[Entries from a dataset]
:::

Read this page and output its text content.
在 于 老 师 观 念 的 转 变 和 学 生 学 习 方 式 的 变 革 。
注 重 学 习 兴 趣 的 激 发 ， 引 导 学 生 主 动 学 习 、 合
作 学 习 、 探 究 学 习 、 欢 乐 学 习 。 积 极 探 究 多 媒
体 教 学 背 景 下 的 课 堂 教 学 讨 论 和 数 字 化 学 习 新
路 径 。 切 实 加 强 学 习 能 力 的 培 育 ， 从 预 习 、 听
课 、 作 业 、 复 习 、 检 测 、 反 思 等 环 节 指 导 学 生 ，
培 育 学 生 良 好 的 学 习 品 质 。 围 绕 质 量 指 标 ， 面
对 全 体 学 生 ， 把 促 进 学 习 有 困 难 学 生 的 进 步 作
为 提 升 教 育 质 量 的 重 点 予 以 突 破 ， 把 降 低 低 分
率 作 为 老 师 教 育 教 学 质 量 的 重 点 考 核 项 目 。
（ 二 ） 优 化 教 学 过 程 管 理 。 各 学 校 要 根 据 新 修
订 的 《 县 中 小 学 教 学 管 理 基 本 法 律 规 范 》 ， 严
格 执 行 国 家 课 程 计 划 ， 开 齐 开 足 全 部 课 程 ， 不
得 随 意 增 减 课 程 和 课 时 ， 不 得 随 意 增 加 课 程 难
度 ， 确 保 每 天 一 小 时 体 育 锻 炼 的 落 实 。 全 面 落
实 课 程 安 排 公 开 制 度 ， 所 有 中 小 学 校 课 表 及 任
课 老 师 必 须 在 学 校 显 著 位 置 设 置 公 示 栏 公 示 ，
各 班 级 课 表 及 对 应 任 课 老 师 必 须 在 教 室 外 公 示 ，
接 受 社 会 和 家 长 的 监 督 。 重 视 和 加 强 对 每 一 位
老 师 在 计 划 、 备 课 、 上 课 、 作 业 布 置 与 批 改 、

:::

#### [Directions for this task]
Return every record, word for word.

#### [Exercise output]
Read this page and output its text content.
在 于 老 师 观 念 的 转 变 和 学 生 学 习 方 式 的 变 革 。
注 重 学 习 兴 趣 的 激 发 ， 引 导 学 生 主 动 学 习 、 合
作 学 习 、 探 究 学 习 、 欢 乐 学 习 。 积 极 探 究 多 媒
体 教 学 背 景 下 的 课 堂 教 学 讨 论 和 数 字 化 学 习 新
路 径 。 切 实 加 强 学 习 能 力 的 培 育 ， 从 预 习 、 听
课 、 作 业 、 复 习 、 检 测 、 反 思 等 环 节 指 导 学 生 ，
培 育 学 生 良 好 的 学 习 品 质 。 围 绕 质 量 指 标 ， 面
对 全 体 学 生 ， 把 促 进 学 习 有 困 难 学 生 的 进 步 作
为 提 升 教 育 质 量 的 重 点 予 以 突 破 ， 把 降 低 低 分
率 作 为 老 师 教 育 教 学 质 量 的 重 点 考 核 项 目 。
（ 二 ） 优 化 教 学 过 程 管 理 。 各 学 校 要 根 据 新 修
订 的 《 县 中 小 学 教 学 管 理 基 本 法 律 规 范 》 ， 严
格 执 行 国 家 课 程 计 划 ， 开 齐 开 足 全 部 课 程 ， 不
得 随 意 增 减 课 程 和 课 时 ， 不 得 随 意 增 加 课 程 难
度 ， 确 保 每 天 一 小 时 体 育 锻 炼 的 落 实 。 全 面 落
实 课 程 安 排 公 开 制 度 ， 所 有 中 小 学 校 课 表 及 任
课 老 师 必 须 在 学 校 显 著 位 置 设 置 公 示 栏 公 示 ，
各 班 级 课 表 及 对 应 任 课 老 师 必 须 在 教 室 外 公 示 ，
接 受 社 会 和 家 长 的 监 督 。 重 视 和 加 强 对 每 一 位
老 师 在 计 划 、 备 课 、 上 课 、 作 业 布 置 与 批 改 、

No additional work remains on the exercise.